TASK TO COMPLETE
Lines holding the string "required" are the ones to copy from this listing.

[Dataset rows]
start

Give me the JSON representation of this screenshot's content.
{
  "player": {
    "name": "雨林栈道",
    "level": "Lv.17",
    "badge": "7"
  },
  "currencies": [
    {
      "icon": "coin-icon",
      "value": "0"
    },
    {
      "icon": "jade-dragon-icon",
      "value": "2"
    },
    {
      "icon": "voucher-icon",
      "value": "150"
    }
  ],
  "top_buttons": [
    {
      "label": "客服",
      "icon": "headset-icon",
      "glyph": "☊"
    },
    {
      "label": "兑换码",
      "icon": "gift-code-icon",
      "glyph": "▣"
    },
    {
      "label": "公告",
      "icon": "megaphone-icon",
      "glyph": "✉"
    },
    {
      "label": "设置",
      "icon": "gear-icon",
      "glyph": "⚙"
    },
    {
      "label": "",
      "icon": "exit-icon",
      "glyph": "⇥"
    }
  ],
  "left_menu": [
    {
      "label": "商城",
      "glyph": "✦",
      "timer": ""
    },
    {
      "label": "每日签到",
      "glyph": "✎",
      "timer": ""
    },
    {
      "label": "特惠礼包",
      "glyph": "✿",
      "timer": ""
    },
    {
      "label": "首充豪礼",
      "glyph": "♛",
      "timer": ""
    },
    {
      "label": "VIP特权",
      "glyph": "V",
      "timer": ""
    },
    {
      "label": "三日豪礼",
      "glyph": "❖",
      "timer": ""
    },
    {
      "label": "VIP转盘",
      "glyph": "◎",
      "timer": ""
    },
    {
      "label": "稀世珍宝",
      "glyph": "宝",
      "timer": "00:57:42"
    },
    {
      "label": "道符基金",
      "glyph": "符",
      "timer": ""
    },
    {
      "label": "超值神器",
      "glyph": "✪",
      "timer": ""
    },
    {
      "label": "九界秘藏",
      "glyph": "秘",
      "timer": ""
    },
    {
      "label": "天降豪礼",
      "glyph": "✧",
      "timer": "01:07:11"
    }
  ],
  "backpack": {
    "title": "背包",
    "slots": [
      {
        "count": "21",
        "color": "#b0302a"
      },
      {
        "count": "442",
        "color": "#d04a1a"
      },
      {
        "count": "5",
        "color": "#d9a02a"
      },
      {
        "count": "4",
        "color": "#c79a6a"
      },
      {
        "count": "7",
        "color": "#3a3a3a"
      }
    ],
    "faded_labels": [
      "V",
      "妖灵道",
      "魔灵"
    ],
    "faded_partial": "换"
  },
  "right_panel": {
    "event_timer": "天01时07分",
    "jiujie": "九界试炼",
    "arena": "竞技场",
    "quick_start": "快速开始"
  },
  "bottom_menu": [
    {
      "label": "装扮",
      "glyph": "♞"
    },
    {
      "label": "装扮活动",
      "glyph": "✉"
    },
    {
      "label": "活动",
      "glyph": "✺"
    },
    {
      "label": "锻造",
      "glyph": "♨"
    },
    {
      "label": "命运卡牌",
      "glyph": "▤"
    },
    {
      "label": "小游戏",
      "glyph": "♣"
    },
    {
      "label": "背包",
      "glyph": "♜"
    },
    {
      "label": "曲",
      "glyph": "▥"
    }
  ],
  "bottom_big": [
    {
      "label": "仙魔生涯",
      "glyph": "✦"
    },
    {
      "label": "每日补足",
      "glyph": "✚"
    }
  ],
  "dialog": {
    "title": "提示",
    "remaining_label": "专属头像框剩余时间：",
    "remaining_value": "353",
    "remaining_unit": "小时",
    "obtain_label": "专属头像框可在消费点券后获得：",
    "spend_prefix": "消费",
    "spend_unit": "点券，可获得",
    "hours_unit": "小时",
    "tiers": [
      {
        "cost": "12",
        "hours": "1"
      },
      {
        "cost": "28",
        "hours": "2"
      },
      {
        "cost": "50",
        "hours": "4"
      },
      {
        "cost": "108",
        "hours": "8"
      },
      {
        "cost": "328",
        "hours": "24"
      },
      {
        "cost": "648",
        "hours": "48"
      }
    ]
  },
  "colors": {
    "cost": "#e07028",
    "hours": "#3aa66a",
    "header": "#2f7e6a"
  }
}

end
start

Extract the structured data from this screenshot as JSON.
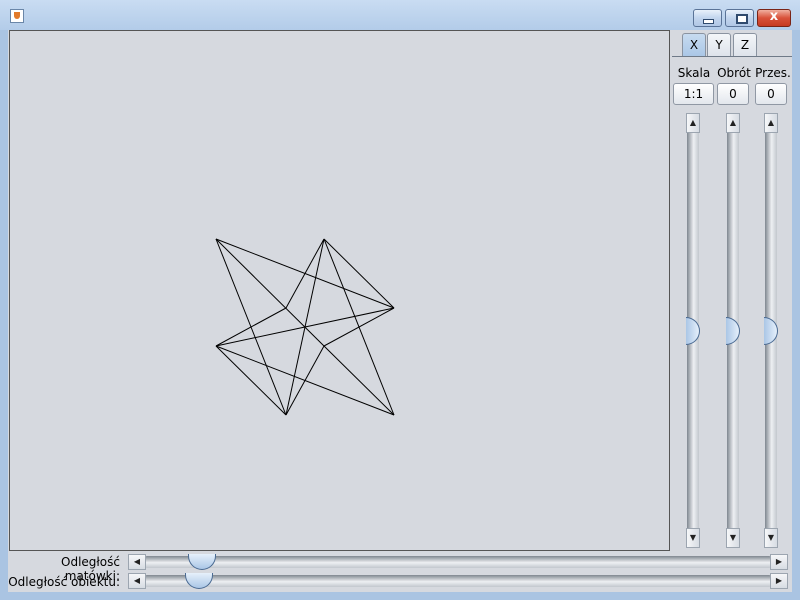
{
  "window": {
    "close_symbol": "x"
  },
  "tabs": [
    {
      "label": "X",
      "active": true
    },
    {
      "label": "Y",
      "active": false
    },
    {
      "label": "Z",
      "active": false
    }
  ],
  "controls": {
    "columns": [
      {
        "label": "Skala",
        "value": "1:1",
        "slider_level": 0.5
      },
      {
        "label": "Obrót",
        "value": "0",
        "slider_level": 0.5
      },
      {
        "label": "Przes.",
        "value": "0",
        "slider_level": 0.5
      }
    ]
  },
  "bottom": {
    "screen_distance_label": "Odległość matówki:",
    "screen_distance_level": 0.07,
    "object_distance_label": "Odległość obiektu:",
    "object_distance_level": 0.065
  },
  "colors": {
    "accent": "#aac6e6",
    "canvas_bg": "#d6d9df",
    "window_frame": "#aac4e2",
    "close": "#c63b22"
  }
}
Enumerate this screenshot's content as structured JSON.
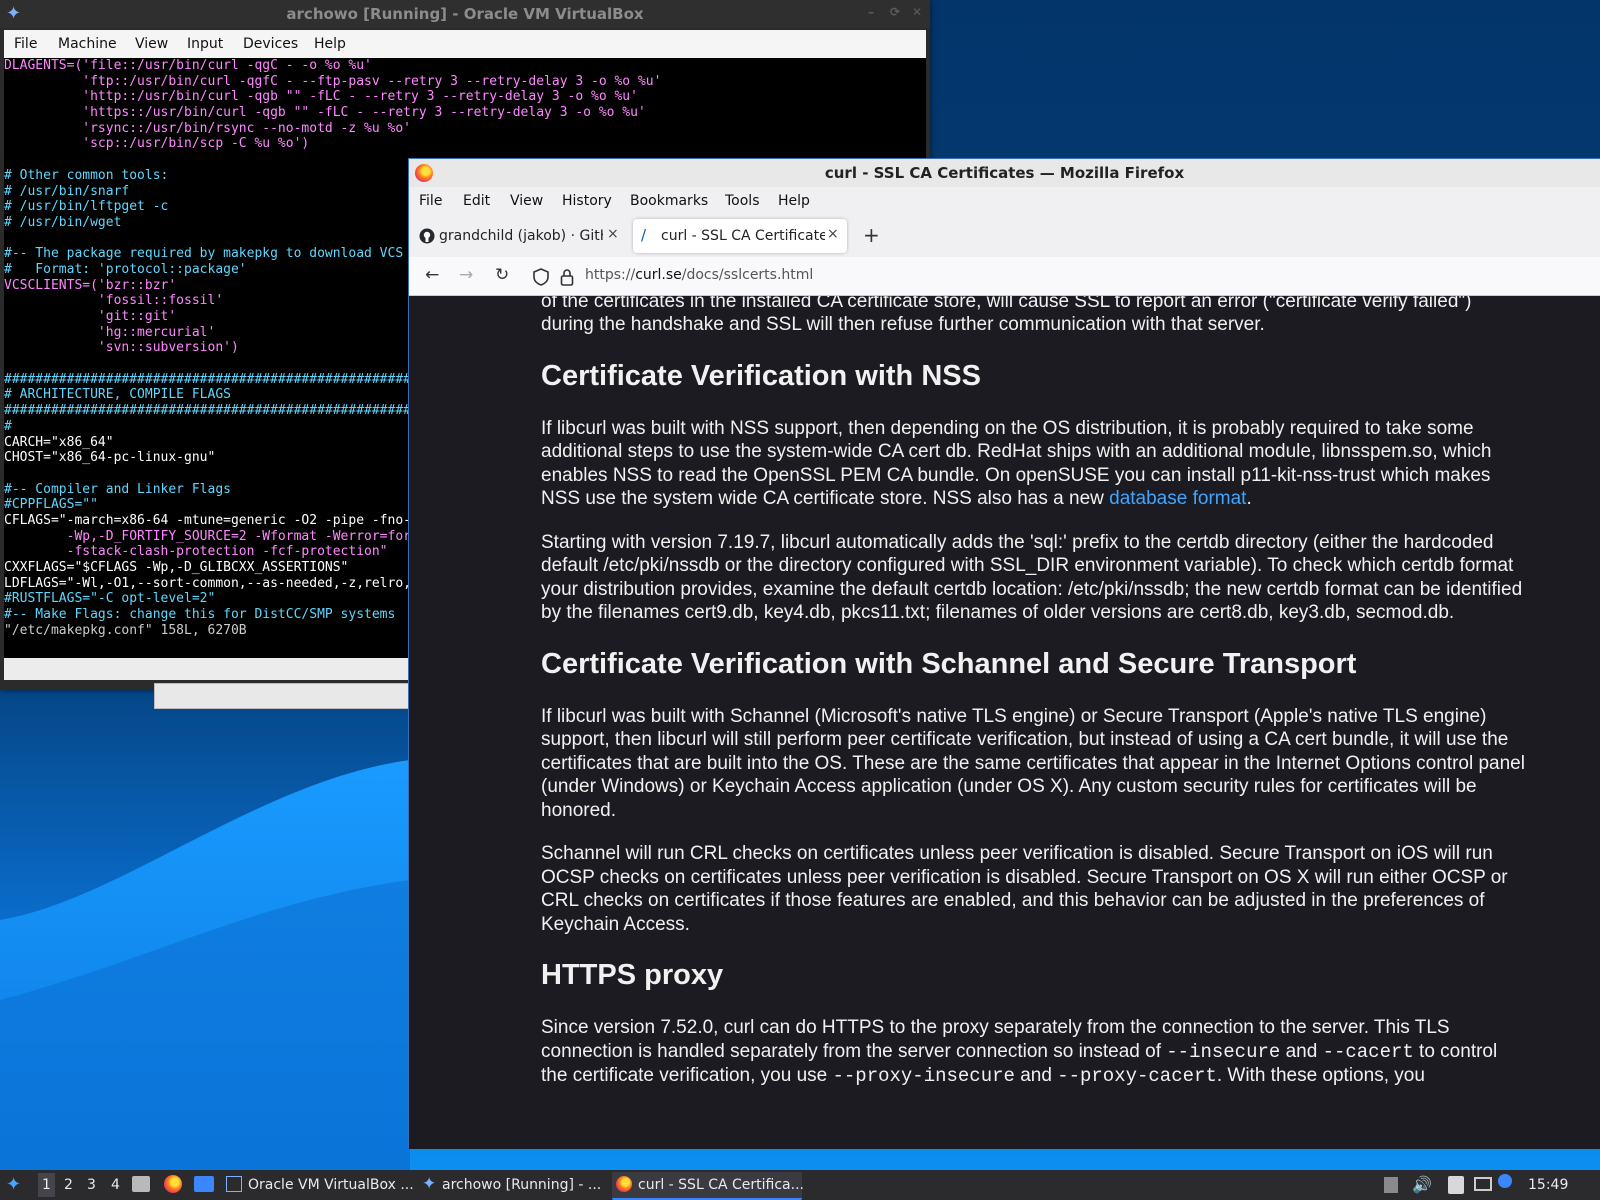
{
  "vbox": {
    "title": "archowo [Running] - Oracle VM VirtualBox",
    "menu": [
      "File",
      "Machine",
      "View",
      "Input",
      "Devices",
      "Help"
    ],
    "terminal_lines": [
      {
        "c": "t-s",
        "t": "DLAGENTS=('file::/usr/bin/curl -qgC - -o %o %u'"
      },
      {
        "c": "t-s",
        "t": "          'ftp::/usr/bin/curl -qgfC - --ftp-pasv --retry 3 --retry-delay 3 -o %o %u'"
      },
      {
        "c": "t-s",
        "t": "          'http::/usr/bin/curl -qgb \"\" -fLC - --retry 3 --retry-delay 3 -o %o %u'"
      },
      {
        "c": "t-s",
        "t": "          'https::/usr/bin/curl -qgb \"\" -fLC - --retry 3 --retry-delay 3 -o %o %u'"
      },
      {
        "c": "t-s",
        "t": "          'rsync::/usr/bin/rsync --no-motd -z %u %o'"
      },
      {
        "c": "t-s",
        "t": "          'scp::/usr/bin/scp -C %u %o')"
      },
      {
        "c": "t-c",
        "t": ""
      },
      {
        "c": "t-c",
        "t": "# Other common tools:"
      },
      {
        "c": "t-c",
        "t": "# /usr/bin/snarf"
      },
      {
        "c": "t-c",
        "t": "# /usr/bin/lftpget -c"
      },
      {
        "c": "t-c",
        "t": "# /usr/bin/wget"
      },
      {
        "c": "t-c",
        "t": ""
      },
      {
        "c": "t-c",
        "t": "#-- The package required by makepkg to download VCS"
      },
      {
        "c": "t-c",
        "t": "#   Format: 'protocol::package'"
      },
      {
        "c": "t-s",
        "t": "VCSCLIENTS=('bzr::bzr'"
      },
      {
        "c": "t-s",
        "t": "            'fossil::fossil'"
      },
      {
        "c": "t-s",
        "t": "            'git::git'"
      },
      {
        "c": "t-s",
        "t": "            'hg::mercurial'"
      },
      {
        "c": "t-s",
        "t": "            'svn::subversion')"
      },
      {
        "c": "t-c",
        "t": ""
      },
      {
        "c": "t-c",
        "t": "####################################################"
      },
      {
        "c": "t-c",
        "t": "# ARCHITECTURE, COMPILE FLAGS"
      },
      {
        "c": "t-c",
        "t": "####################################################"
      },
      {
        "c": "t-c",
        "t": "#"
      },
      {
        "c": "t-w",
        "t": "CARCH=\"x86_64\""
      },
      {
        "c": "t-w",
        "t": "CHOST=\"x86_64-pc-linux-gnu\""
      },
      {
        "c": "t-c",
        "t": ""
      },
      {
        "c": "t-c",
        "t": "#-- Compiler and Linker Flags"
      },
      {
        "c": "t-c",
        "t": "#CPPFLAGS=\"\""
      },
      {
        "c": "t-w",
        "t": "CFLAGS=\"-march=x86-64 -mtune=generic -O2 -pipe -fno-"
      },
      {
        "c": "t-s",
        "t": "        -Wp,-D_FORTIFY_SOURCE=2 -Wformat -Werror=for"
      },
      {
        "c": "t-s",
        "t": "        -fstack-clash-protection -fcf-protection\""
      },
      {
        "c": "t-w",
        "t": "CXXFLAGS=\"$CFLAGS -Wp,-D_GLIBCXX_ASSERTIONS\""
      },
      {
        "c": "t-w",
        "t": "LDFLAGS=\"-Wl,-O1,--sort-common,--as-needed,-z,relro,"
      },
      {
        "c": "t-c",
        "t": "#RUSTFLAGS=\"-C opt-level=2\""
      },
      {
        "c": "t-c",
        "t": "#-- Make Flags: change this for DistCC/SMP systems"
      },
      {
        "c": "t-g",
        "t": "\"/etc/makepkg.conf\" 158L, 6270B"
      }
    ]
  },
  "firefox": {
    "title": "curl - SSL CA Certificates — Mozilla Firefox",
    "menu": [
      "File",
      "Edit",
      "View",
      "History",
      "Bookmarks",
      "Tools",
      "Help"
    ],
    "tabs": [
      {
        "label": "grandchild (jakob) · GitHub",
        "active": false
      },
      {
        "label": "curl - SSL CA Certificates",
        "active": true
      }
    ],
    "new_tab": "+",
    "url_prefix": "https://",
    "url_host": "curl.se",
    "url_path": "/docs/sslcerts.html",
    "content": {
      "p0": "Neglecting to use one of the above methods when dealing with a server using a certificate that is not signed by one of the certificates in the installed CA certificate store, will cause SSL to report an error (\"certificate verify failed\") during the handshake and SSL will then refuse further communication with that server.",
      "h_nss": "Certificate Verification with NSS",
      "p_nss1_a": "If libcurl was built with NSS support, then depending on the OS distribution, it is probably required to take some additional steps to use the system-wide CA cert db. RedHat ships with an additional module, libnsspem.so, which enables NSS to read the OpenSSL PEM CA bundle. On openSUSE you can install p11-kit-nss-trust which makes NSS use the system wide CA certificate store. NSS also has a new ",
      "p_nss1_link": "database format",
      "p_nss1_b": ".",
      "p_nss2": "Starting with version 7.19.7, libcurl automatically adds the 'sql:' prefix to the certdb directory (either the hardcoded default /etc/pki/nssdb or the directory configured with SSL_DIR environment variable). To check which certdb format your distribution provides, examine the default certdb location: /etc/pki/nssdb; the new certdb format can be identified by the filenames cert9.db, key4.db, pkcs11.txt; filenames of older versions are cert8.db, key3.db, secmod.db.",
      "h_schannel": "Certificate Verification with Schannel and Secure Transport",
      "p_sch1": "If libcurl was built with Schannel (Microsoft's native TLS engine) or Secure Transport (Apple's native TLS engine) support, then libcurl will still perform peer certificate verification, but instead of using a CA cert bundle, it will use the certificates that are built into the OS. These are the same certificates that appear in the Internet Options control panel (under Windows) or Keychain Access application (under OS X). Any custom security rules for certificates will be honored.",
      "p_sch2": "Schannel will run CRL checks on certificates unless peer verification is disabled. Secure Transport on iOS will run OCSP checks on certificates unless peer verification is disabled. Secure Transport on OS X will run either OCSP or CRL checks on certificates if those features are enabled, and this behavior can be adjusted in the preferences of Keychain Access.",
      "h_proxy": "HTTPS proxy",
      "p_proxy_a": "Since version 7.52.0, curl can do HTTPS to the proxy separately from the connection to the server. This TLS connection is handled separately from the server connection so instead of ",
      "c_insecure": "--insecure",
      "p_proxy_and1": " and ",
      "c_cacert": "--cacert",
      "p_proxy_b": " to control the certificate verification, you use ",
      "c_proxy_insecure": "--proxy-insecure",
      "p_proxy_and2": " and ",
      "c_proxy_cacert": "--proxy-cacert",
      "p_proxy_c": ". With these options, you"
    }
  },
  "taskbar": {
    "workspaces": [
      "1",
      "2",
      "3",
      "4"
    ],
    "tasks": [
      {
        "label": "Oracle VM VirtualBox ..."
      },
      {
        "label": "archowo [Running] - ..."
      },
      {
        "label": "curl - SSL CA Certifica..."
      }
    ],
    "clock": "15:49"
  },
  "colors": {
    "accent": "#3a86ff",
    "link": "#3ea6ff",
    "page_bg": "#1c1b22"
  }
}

end
start

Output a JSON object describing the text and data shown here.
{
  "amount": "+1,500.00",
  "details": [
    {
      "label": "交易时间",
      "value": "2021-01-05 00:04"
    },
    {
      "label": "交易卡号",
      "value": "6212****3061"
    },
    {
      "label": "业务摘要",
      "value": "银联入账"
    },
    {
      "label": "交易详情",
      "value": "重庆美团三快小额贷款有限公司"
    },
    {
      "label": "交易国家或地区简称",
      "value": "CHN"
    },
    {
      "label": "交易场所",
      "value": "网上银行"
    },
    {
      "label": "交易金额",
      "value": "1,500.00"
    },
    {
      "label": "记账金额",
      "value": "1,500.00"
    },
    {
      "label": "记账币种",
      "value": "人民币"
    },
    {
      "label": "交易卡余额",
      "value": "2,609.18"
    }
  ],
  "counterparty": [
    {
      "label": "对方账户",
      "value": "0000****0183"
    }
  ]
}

end

OUTPUT FOR THIS EXERCISE
        "t": "#-- The package required by makepkg to download VCS"
      "p_nss1_a": "If libcurl was built with NSS support, then depending on the OS distribution, it is probably required to take some additional steps to use the system-wide CA cert db. RedHat ships with an additional module, libnsspem.so, which enables NSS to read the OpenSSL PEM CA bundle. On openSUSE you can install p11-kit-nss-trust which makes NSS use the system wide CA certificate store. NSS also has a new ",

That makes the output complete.